What the exercise asks:
Give every line of the data again, unchanged, but with no pictures.

--- START OF Dataset records ---

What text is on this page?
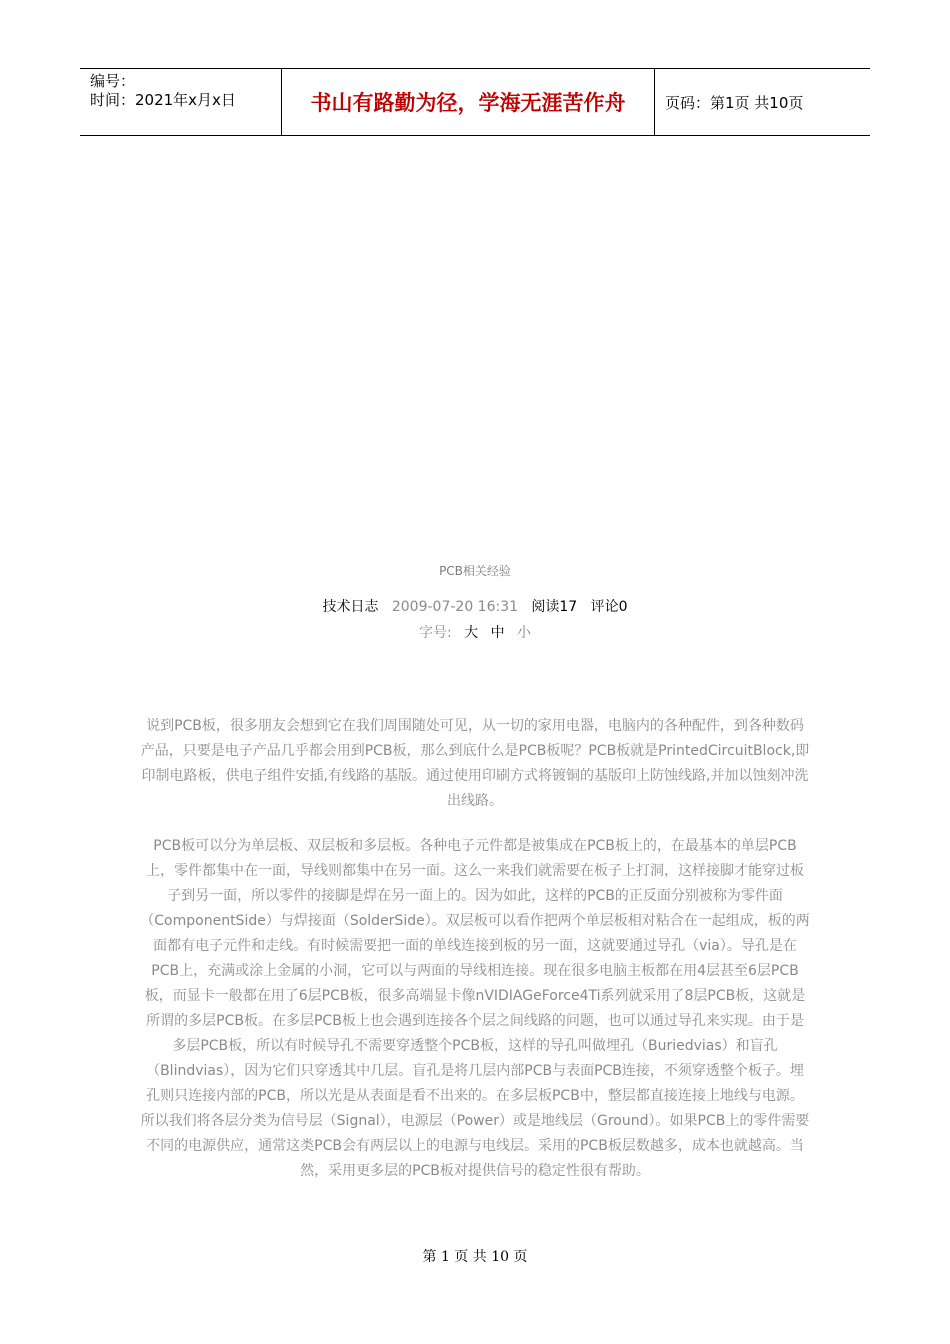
编号：
时间：2021年x月x日	书山有路勤为径，学海无涯苦作舟	页码：第1页 共10页
PCB相关经验
技术日志 2009-07-20 16:31 阅读17 评论0
字号: 大 中 小
说到PCB板，很多朋友会想到它在我们周围随处可见，从一切的家用电器，电脑内的各种配件，到各种数码产品，只要是电子产品几乎都会用到PCB板，那么到底什么是PCB板呢？PCB板就是PrintedCircuitBlock,即印制电路板，供电子组件安插,有线路的基版。通过使用印刷方式将镀铜的基版印上防蚀线路,并加以蚀刻冲洗出线路。
PCB板可以分为单层板、双层板和多层板。各种电子元件都是被集成在PCB板上的，在最基本的单层PCB上，零件都集中在一面，导线则都集中在另一面。这么一来我们就需要在板子上打洞，这样接脚才能穿过板子到另一面，所以零件的接脚是焊在另一面上的。因为如此，这样的PCB的正反面分别被称为零件面（ComponentSide）与焊接面（SolderSide）。双层板可以看作把两个单层板相对粘合在一起组成，板的两面都有电子元件和走线。有时候需要把一面的单线连接到板的另一面，这就要通过导孔（via）。导孔是在PCB上，充满或涂上金属的小洞，它可以与两面的导线相连接。现在很多电脑主板都在用4层甚至6层PCB板，而显卡一般都在用了6层PCB板，很多高端显卡像nVIDIAGeForce4Ti系列就采用了8层PCB板，这就是所谓的多层PCB板。在多层PCB板上也会遇到连接各个层之间线路的问题，也可以通过导孔来实现。由于是多层PCB板，所以有时候导孔不需要穿透整个PCB板，这样的导孔叫做埋孔（Buriedvias）和盲孔（Blindvias），因为它们只穿透其中几层。盲孔是将几层内部PCB与表面PCB连接，不须穿透整个板子。埋孔则只连接内部的PCB，所以光是从表面是看不出来的。在多层板PCB中，整层都直接连接上地线与电源。所以我们将各层分类为信号层（Signal），电源层（Power）或是地线层（Ground）。如果PCB上的零件需要不同的电源供应，通常这类PCB会有两层以上的电源与电线层。采用的PCB板层数越多，成本也就越高。当然，采用更多层的PCB板对提供信号的稳定性很有帮助。
第 1 页 共 10 页
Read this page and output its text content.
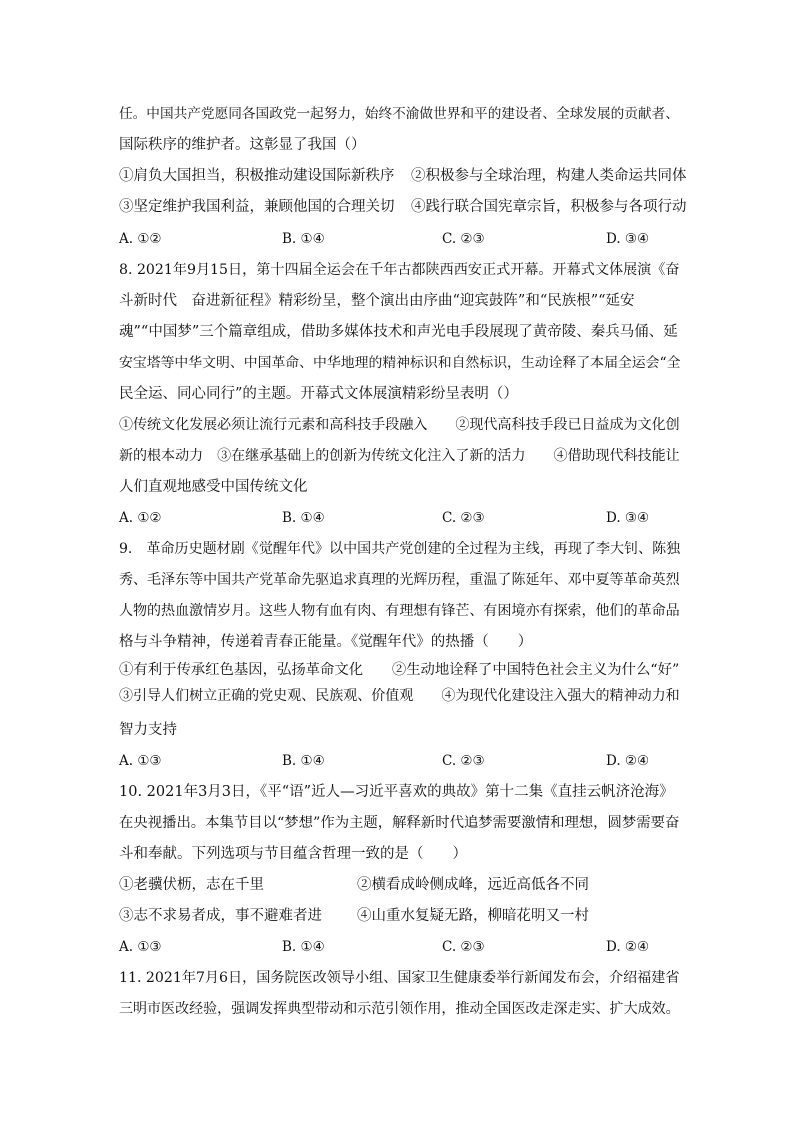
任。中国共产党愿同各国政党一起努力，始终不渝做世界和平的建设者、全球发展的贡献者、
国际秩序的维护者。这彰显了我国（）
①肩负大国担当，积极推动建设国际新秩序 ②积极参与全球治理，构建人类命运共同体
③坚定维护我国利益，兼顾他国的合理关切 ④践行联合国宪章宗旨，积极参与各项行动
A. ①②	B. ①④	C. ②③	D. ③④
8. 2021年9月15日，第十四届全运会在千年古都陕西西安正式开幕。开幕式文体展演《奋
斗新时代　奋进新征程》精彩纷呈，整个演出由序曲“迎宾鼓阵”和“民族根”“延安
魂”“中国梦”三个篇章组成，借助多媒体技术和声光电手段展现了黄帝陵、秦兵马俑、延
安宝塔等中华文明、中国革命、中华地理的精神标识和自然标识，生动诠释了本届全运会“全
民全运、同心同行”的主题。开幕式文体展演精彩纷呈表明（）
①传统文化发展必须让流行元素和高科技手段融入　　②现代高科技手段已日益成为文化创
新的根本动力　③在继承基础上的创新为传统文化注入了新的活力　　④借助现代科技能让
人们直观地感受中国传统文化
A. ①②	B. ①④	C. ②③	D. ③④
9.　革命历史题材剧《觉醒年代》以中国共产党创建的全过程为主线，再现了李大钊、陈独
秀、毛泽东等中国共产党革命先驱追求真理的光辉历程，重温了陈延年、邓中夏等革命英烈
人物的热血激情岁月。这些人物有血有肉、有理想有锋芒、有困境亦有探索，他们的革命品
格与斗争精神，传递着青春正能量。《觉醒年代》的热播（　　）
①有利于传承红色基因，弘扬革命文化　　②生动地诠释了中国特色社会主义为什么“好”
③引导人们树立正确的党史观、民族观、价值观　　④为现代化建设注入强大的精神动力和
智力支持
A. ①③	B. ①④	C. ②③	D. ②④
10. 2021年3月3日，《平“语”近人—习近平喜欢的典故》第十二集《直挂云帆济沧海》
在央视播出。本集节目以“梦想”作为主题，解释新时代追梦需要激情和理想，圆梦需要奋
斗和奉献。下列选项与节目蕴含哲理一致的是（　　）
①老骥伏枥，志在千里	②横看成岭侧成峰，远近高低各不同
③志不求易者成，事不避难者进 ④山重水复疑无路，柳暗花明又一村
A. ①③	B. ①④	C. ②③	D. ②④
11. 2021年7月6日，国务院医改领导小组、国家卫生健康委举行新闻发布会，介绍福建省
三明市医改经验，强调发挥典型带动和示范引领作用，推动全国医改走深走实、扩大成效。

--- END OF Dataset records ---

Worked solution:
What text is on this page?
编号：
时间：2021年x月x日	书山有路勤为径，学海无涯苦作舟	页码：第1页 共10页
PCB相关经验
技术日志 2009-07-20 16:31 阅读17 评论0
字号: 大 中 小
说到PCB板，很多朋友会想到它在我们周围随处可见，从一切的家用电器，电脑内的各种配件，到各种数码产品，只要是电子产品几乎都会用到PCB板，那么到底什么是PCB板呢？PCB板就是PrintedCircuitBlock,即印制电路板，供电子组件安插,有线路的基版。通过使用印刷方式将镀铜的基版印上防蚀线路,并加以蚀刻冲洗出线路。
PCB板可以分为单层板、双层板和多层板。各种电子元件都是被集成在PCB板上的，在最基本的单层PCB上，零件都集中在一面，导线则都集中在另一面。这么一来我们就需要在板子上打洞，这样接脚才能穿过板子到另一面，所以零件的接脚是焊在另一面上的。因为如此，这样的PCB的正反面分别被称为零件面（ComponentSide）与焊接面（SolderSide）。双层板可以看作把两个单层板相对粘合在一起组成，板的两面都有电子元件和走线。有时候需要把一面的单线连接到板的另一面，这就要通过导孔（via）。导孔是在PCB上，充满或涂上金属的小洞，它可以与两面的导线相连接。现在很多电脑主板都在用4层甚至6层PCB板，而显卡一般都在用了6层PCB板，很多高端显卡像nVIDIAGeForce4Ti系列就采用了8层PCB板，这就是所谓的多层PCB板。在多层PCB板上也会遇到连接各个层之间线路的问题，也可以通过导孔来实现。由于是多层PCB板，所以有时候导孔不需要穿透整个PCB板，这样的导孔叫做埋孔（Buriedvias）和盲孔（Blindvias），因为它们只穿透其中几层。盲孔是将几层内部PCB与表面PCB连接，不须穿透整个板子。埋孔则只连接内部的PCB，所以光是从表面是看不出来的。在多层板PCB中，整层都直接连接上地线与电源。所以我们将各层分类为信号层（Signal），电源层（Power）或是地线层（Ground）。如果PCB上的零件需要不同的电源供应，通常这类PCB会有两层以上的电源与电线层。采用的PCB板层数越多，成本也就越高。当然，采用更多层的PCB板对提供信号的稳定性很有帮助。
第 1 页 共 10 页
Read this page and output its text content.
任。中国共产党愿同各国政党一起努力，始终不渝做世界和平的建设者、全球发展的贡献者、
国际秩序的维护者。这彰显了我国（）
①肩负大国担当，积极推动建设国际新秩序 ②积极参与全球治理，构建人类命运共同体
③坚定维护我国利益，兼顾他国的合理关切 ④践行联合国宪章宗旨，积极参与各项行动
A. ①②	B. ①④	C. ②③	D. ③④
8. 2021年9月15日，第十四届全运会在千年古都陕西西安正式开幕。开幕式文体展演《奋
斗新时代　奋进新征程》精彩纷呈，整个演出由序曲“迎宾鼓阵”和“民族根”“延安
魂”“中国梦”三个篇章组成，借助多媒体技术和声光电手段展现了黄帝陵、秦兵马俑、延
安宝塔等中华文明、中国革命、中华地理的精神标识和自然标识，生动诠释了本届全运会“全
民全运、同心同行”的主题。开幕式文体展演精彩纷呈表明（）
①传统文化发展必须让流行元素和高科技手段融入　　②现代高科技手段已日益成为文化创
新的根本动力　③在继承基础上的创新为传统文化注入了新的活力　　④借助现代科技能让
人们直观地感受中国传统文化
A. ①②	B. ①④	C. ②③	D. ③④
9.　革命历史题材剧《觉醒年代》以中国共产党创建的全过程为主线，再现了李大钊、陈独
秀、毛泽东等中国共产党革命先驱追求真理的光辉历程，重温了陈延年、邓中夏等革命英烈
人物的热血激情岁月。这些人物有血有肉、有理想有锋芒、有困境亦有探索，他们的革命品
格与斗争精神，传递着青春正能量。《觉醒年代》的热播（　　）
①有利于传承红色基因，弘扬革命文化　　②生动地诠释了中国特色社会主义为什么“好”
③引导人们树立正确的党史观、民族观、价值观　　④为现代化建设注入强大的精神动力和
智力支持
A. ①③	B. ①④	C. ②③	D. ②④
10. 2021年3月3日，《平“语”近人—习近平喜欢的典故》第十二集《直挂云帆济沧海》
在央视播出。本集节目以“梦想”作为主题，解释新时代追梦需要激情和理想，圆梦需要奋
斗和奉献。下列选项与节目蕴含哲理一致的是（　　）
①老骥伏枥，志在千里	②横看成岭侧成峰，远近高低各不同
③志不求易者成，事不避难者进 ④山重水复疑无路，柳暗花明又一村
A. ①③	B. ①④	C. ②③	D. ②④
11. 2021年7月6日，国务院医改领导小组、国家卫生健康委举行新闻发布会，介绍福建省
三明市医改经验，强调发挥典型带动和示范引领作用，推动全国医改走深走实、扩大成效。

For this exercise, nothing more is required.